(Dataset records)
···

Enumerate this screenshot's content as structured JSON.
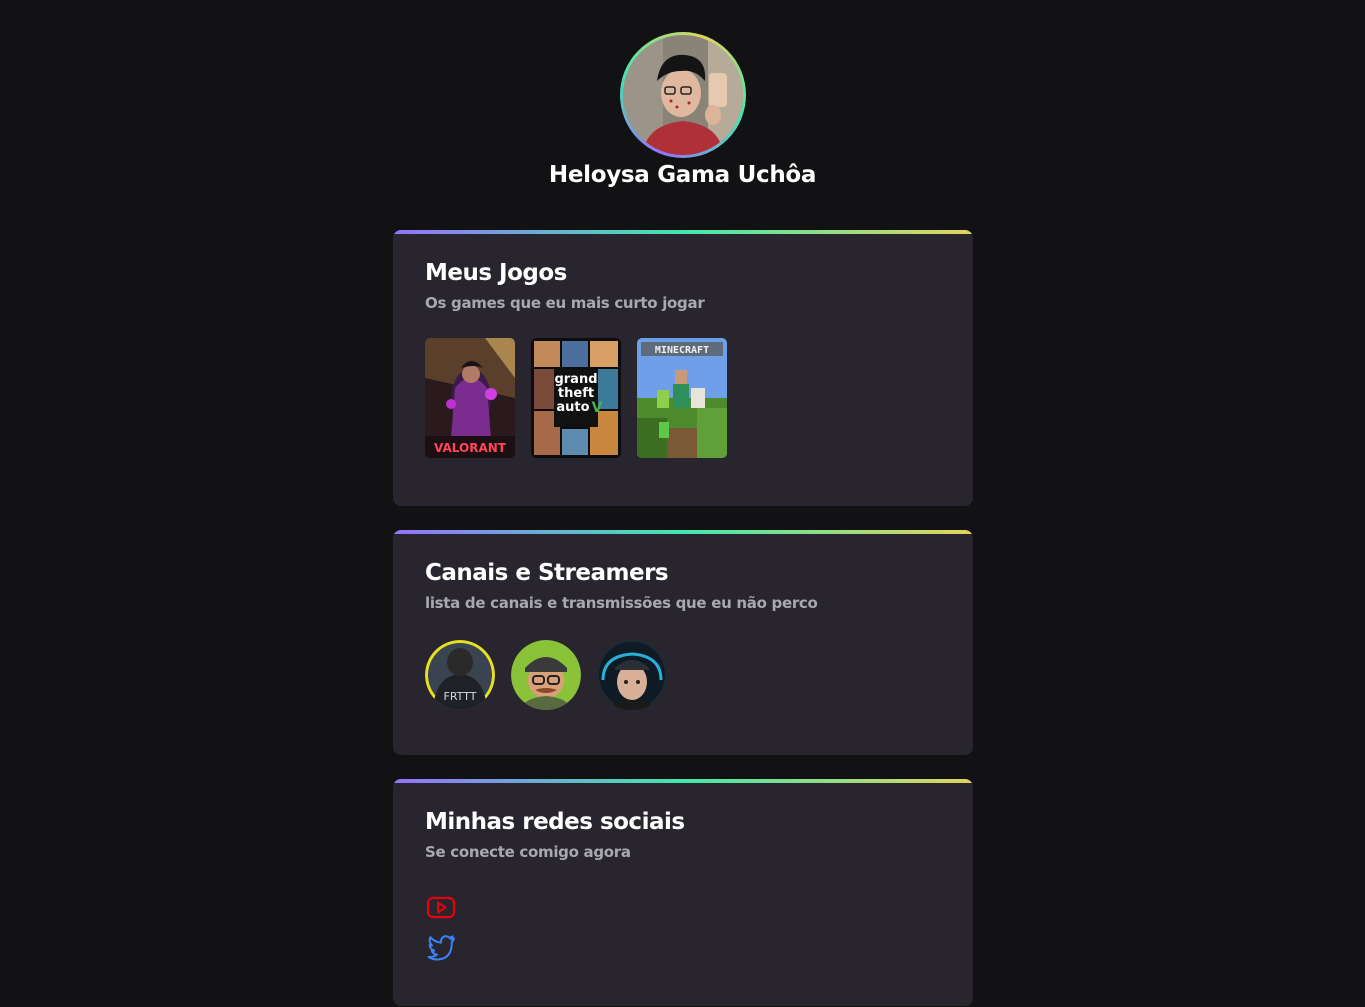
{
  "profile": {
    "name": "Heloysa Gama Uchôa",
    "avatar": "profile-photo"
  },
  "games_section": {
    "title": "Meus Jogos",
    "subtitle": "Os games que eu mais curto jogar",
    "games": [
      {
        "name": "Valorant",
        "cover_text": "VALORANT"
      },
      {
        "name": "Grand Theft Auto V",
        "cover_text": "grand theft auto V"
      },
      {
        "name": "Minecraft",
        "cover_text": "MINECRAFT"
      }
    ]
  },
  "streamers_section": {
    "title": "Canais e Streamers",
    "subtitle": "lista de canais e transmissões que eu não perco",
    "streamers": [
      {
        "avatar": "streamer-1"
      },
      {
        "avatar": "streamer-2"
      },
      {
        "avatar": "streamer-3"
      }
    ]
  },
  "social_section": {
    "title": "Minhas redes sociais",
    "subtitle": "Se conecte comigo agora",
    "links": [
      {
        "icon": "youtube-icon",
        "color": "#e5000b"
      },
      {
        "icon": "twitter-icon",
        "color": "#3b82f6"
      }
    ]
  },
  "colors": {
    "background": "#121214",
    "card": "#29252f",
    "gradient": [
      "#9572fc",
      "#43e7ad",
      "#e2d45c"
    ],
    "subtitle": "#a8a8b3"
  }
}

···

Copy every line of the records above that holds the word "subtitle".

    "subtitle": "Os games que eu mais curto jogar",
    "subtitle": "lista de canais e transmissões que eu não perco",
    "subtitle": "Se conecte comigo agora",
    "subtitle": "#a8a8b3"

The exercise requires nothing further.